_Task goal:_
Pull out every line in the data that has the string "masses" in it.

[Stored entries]
((

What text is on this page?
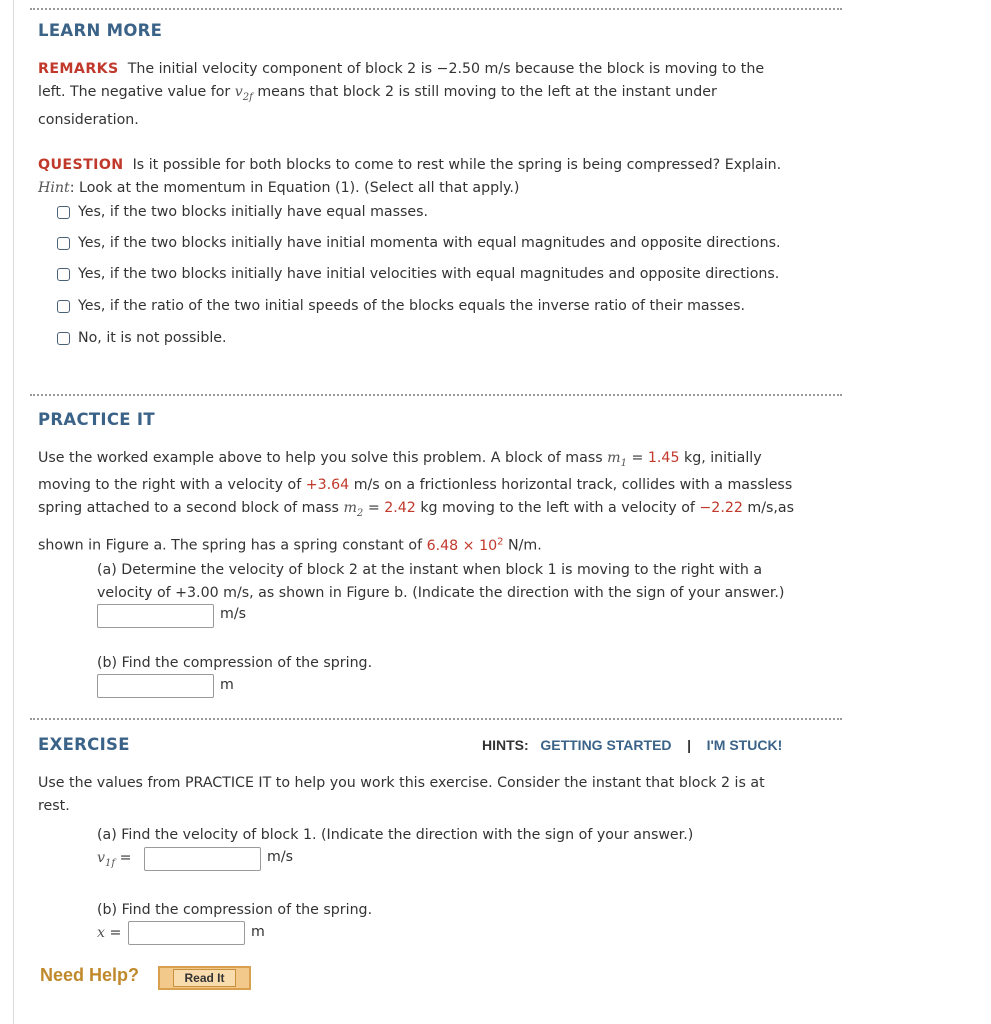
LEARN MORE
REMARKS The initial velocity component of block 2 is −2.50 m/s because the block is moving to the
left. The negative value for $v_{2f}$ means that block 2 is still moving to the left at the instant under
consideration.
QUESTION Is it possible for both blocks to come to rest while the spring is being compressed? Explain.
Hint: Look at the momentum in Equation (1). (Select all that apply.)
Yes, if the two blocks initially have equal masses.
Yes, if the two blocks initially have initial momenta with equal magnitudes and opposite directions.
Yes, if the two blocks initially have initial velocities with equal magnitudes and opposite directions.
Yes, if the ratio of the two initial speeds of the blocks equals the inverse ratio of their masses.
No, it is not possible.
PRACTICE IT
Use the worked example above to help you solve this problem. A block of mass $m_1 = 1.45$ kg, initially
moving to the right with a velocity of +3.64 m/s on a frictionless horizontal track, collides with a massless
spring attached to a second block of mass $m_2 = 2.42$ kg moving to the left with a velocity of −2.22 m/s,as
shown in Figure a. The spring has a spring constant of $6.48 \times 10^2$ N/m.
(a) Determine the velocity of block 2 at the instant when block 1 is moving to the right with a
velocity of +3.00 m/s, as shown in Figure b. (Indicate the direction with the sign of your answer.)
m/s
(b) Find the compression of the spring.
m
EXERCISE	HINTS: GETTING STARTED | I'M STUCK!
Use the values from PRACTICE IT to help you work this exercise. Consider the instant that block 2 is at
rest.
(a) Find the velocity of block 1. (Indicate the direction with the sign of your answer.)
$v_{1f}$ =	m/s
(b) Find the compression of the spring.
x =	m
Need Help?	Read It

))

_Answer in full:_
Yes, if the two blocks initially have equal masses.
Yes, if the ratio of the two initial speeds of the blocks equals the inverse ratio of their masses.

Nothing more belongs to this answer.